• **The task**
Pull every line containing "logo" from the entries.

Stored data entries
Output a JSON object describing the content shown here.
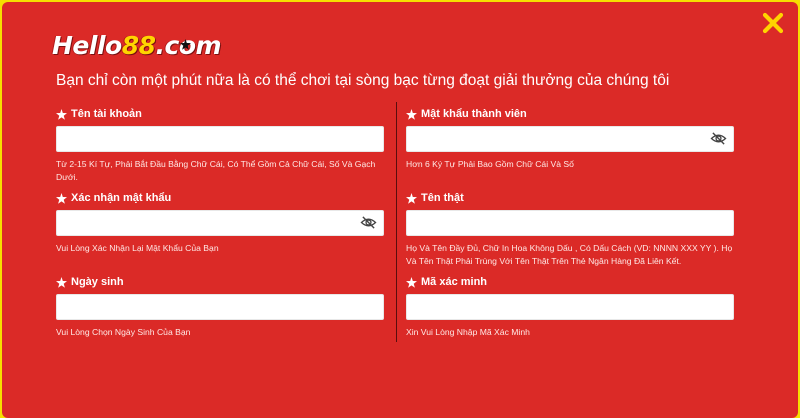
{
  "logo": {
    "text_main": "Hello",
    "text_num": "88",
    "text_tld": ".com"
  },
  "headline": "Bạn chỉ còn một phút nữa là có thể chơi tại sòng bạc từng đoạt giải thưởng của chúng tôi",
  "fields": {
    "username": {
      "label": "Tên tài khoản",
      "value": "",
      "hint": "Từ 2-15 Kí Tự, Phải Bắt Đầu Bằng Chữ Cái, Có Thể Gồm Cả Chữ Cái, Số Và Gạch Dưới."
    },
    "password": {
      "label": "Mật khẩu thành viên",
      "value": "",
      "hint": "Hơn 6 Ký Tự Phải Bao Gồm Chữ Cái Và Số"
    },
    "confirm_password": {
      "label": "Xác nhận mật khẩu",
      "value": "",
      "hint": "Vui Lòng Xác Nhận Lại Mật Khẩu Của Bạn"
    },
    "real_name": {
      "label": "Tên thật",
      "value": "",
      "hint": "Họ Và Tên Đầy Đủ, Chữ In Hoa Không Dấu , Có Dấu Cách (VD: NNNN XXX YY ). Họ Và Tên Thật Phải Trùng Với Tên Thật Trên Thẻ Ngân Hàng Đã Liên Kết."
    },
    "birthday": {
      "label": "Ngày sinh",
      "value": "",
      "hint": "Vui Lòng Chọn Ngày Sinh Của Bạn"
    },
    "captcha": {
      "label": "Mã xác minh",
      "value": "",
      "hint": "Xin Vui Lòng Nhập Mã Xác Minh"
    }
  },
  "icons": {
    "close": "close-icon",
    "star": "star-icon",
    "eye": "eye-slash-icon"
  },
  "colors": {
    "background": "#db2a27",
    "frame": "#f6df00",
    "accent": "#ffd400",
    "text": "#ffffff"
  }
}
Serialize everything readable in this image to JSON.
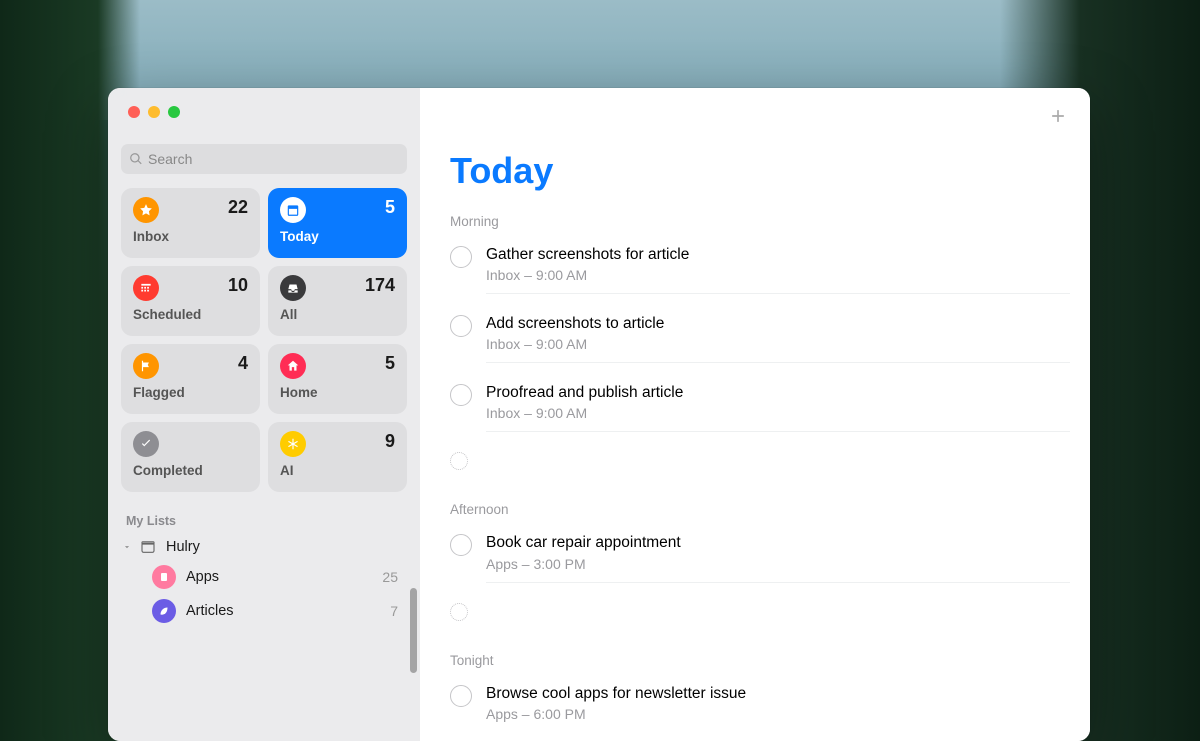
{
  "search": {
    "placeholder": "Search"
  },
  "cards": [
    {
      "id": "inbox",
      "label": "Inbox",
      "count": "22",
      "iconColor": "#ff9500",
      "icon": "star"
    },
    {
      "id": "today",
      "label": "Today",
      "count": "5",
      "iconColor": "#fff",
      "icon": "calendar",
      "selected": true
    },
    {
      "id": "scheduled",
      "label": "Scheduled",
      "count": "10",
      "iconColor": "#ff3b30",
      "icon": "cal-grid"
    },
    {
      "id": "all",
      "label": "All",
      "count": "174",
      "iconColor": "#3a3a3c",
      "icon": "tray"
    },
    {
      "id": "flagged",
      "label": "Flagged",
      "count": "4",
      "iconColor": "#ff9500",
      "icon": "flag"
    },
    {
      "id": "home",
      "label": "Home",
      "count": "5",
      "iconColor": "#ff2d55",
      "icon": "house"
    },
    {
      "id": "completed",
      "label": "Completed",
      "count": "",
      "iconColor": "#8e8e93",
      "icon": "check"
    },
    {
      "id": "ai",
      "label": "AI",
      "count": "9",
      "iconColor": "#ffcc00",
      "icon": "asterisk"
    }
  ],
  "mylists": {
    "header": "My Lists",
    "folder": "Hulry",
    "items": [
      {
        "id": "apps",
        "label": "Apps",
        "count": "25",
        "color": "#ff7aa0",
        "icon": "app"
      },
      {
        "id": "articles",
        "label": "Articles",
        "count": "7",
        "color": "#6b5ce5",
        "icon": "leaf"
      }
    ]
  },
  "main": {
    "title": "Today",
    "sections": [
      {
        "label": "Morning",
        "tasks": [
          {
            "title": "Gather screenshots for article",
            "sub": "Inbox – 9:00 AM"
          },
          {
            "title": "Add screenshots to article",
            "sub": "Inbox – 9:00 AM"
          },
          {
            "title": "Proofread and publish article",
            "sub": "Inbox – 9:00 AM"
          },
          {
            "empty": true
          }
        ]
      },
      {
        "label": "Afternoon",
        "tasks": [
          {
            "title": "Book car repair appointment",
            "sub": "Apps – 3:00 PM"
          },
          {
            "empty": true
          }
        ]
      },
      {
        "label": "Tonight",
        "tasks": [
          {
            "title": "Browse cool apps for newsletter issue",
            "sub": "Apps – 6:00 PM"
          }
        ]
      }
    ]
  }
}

--

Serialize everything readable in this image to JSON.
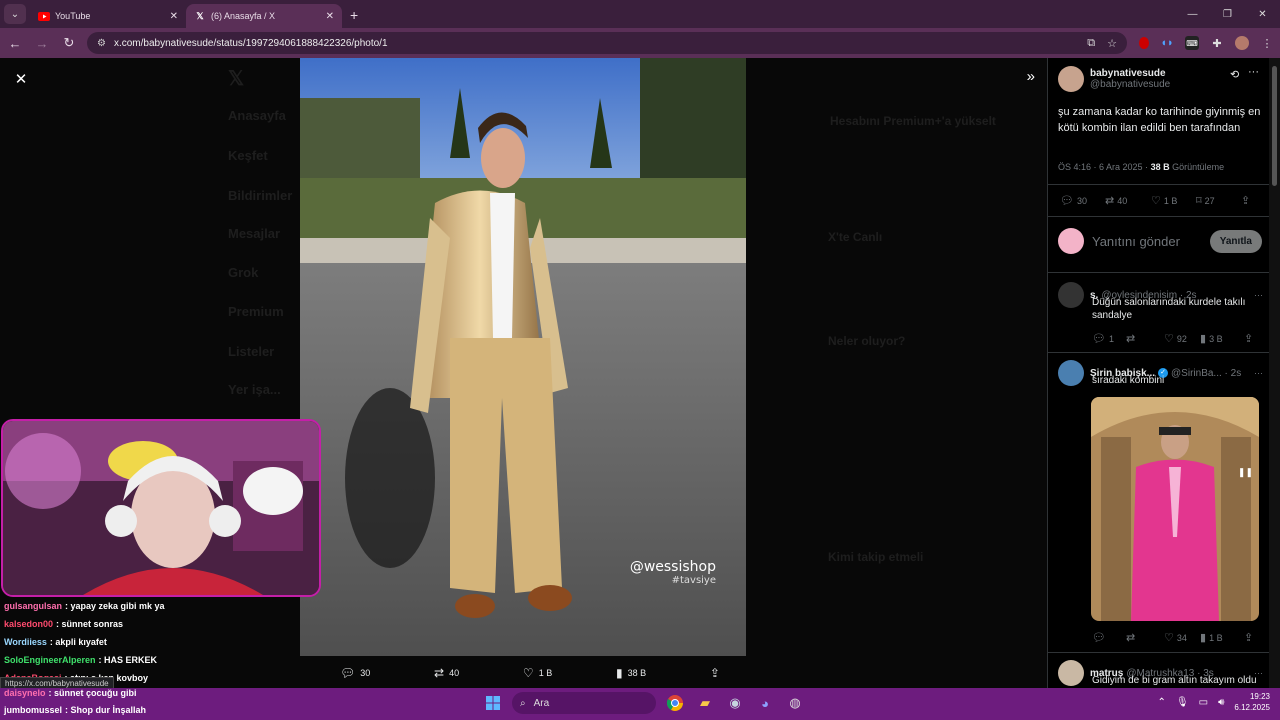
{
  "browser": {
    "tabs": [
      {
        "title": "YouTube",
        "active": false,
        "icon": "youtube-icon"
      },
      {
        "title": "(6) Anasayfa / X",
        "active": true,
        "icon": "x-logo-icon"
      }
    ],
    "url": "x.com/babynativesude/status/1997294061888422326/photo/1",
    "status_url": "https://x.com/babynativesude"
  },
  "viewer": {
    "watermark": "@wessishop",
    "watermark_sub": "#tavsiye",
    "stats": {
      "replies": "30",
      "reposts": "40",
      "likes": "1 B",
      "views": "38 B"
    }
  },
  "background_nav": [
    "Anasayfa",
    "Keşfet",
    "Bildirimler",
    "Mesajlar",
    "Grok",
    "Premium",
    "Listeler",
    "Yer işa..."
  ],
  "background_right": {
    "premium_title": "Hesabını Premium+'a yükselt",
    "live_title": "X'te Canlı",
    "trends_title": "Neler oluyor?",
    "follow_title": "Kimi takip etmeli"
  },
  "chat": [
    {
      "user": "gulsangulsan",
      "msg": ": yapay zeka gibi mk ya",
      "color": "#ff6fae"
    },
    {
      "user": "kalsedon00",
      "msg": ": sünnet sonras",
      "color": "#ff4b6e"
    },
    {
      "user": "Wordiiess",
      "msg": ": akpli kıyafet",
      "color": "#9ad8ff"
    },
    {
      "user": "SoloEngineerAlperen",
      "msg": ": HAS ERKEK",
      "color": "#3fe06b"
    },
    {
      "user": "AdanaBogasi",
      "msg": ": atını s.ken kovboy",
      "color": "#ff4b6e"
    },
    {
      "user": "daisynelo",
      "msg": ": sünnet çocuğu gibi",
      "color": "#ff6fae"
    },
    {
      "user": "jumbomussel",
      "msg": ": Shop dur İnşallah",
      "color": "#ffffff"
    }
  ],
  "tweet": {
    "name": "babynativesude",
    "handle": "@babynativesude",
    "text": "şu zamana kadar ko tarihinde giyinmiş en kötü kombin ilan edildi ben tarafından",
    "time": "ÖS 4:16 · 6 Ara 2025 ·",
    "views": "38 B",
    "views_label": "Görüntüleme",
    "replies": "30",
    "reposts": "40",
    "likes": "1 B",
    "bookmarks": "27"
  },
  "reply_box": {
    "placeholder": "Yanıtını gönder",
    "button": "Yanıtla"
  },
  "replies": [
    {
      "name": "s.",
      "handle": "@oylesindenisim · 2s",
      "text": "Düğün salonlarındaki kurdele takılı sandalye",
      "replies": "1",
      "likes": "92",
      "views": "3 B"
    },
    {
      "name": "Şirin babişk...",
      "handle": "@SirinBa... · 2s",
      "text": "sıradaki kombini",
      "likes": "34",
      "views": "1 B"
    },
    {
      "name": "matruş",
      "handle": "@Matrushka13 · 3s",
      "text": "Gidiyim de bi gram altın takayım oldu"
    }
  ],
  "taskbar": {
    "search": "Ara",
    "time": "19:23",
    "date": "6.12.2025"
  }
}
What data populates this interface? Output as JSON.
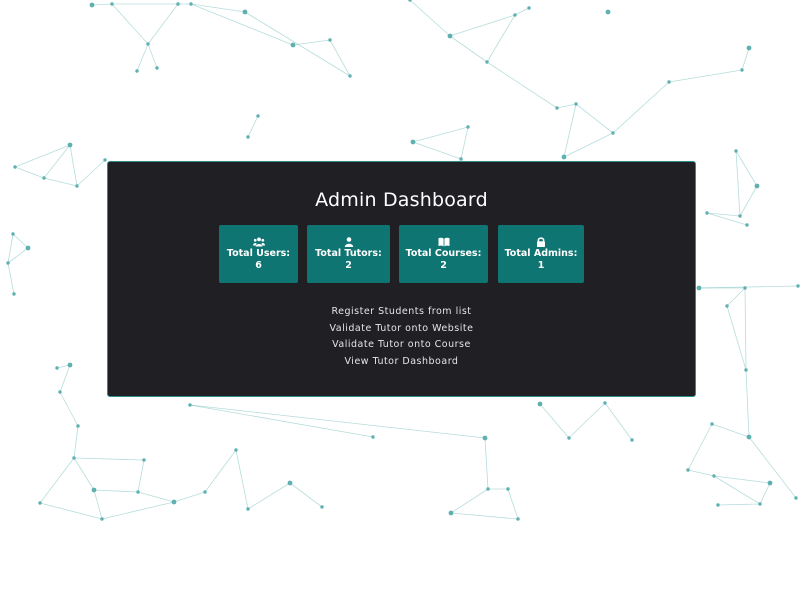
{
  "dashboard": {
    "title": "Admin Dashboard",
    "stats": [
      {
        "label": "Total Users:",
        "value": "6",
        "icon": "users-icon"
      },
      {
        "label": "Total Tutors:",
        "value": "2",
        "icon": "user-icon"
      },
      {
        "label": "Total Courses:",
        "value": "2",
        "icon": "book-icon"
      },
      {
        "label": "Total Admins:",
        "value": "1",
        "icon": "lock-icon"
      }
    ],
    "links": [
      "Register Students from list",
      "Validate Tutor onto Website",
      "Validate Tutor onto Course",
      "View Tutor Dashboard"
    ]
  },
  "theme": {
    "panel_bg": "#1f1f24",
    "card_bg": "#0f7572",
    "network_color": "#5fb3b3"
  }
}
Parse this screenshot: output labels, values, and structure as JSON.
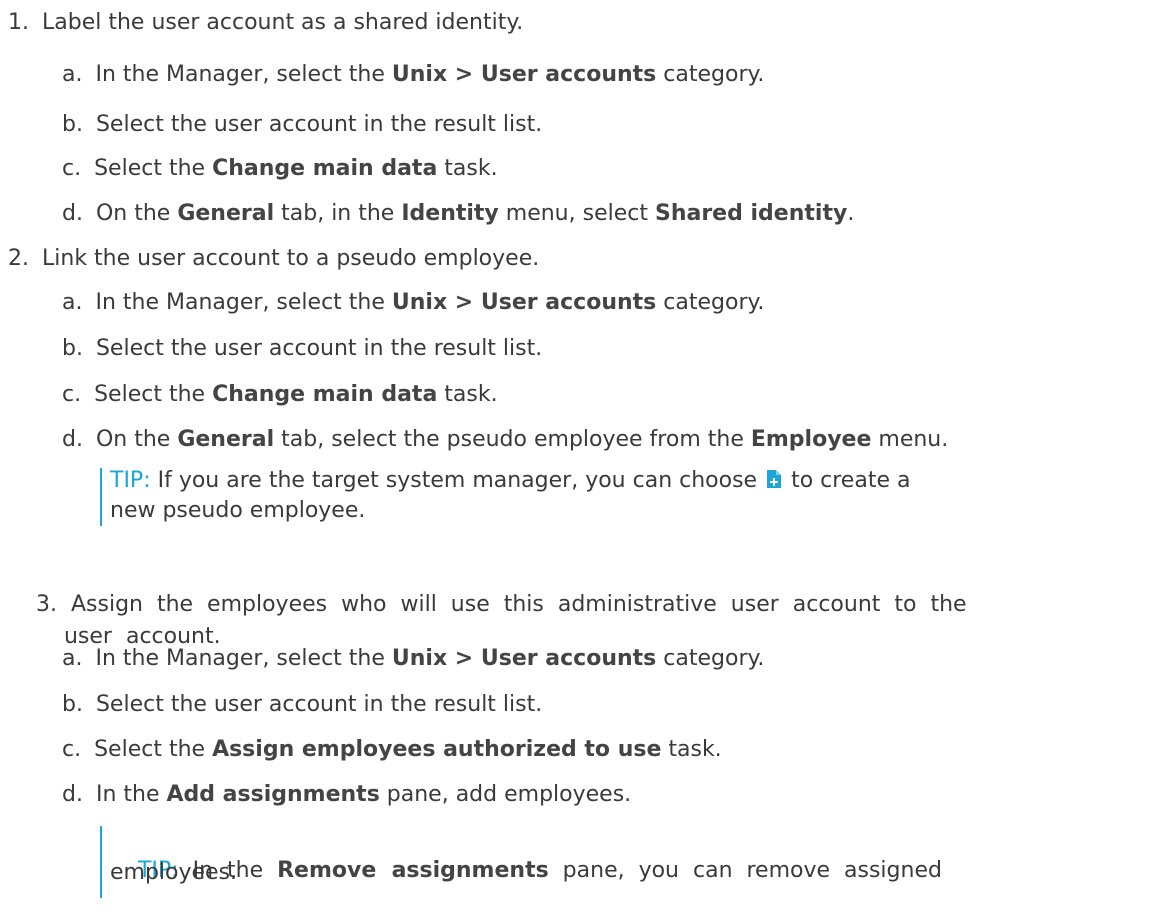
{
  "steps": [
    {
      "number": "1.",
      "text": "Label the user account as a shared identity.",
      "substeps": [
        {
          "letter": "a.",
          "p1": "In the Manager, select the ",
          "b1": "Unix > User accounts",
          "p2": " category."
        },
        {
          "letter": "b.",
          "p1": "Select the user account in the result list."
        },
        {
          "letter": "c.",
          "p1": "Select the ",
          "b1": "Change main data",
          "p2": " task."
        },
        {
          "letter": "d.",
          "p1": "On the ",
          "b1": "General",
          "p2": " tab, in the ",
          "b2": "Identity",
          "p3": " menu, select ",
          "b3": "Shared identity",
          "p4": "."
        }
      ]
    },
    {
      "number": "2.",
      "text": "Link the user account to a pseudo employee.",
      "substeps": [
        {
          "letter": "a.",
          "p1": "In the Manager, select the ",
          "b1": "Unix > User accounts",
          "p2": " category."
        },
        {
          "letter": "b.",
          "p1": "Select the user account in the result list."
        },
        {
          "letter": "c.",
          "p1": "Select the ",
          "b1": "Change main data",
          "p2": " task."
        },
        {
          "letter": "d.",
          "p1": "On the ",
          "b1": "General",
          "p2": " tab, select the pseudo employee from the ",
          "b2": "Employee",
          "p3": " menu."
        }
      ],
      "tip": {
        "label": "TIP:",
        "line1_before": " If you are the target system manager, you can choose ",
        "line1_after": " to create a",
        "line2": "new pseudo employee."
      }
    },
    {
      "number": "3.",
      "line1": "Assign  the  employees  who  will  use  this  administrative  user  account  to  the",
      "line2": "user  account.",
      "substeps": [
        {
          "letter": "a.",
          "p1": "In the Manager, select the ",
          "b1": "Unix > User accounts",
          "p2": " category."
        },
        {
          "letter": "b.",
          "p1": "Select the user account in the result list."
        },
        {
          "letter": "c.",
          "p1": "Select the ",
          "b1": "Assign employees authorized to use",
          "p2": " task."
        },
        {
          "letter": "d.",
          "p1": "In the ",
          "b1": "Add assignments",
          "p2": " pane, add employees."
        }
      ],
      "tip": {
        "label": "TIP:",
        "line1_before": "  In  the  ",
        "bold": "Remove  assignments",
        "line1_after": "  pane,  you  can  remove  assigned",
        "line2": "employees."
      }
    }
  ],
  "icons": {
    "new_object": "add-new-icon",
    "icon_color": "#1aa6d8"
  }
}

==

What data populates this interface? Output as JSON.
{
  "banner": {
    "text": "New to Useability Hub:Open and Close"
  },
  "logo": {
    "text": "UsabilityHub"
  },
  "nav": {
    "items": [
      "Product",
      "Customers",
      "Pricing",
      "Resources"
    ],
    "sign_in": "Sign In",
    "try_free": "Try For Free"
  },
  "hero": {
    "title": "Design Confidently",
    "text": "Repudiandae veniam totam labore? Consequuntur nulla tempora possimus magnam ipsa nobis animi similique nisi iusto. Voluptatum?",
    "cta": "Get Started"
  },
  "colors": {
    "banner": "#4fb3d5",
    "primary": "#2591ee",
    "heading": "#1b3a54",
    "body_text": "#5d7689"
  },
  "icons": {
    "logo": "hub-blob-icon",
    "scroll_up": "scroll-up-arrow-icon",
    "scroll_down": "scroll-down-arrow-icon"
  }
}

• **Output of the task**
  "logo": {
        "icon": "x-logo-icon"
  "logo": {
    "logo": "hub-blob-icon",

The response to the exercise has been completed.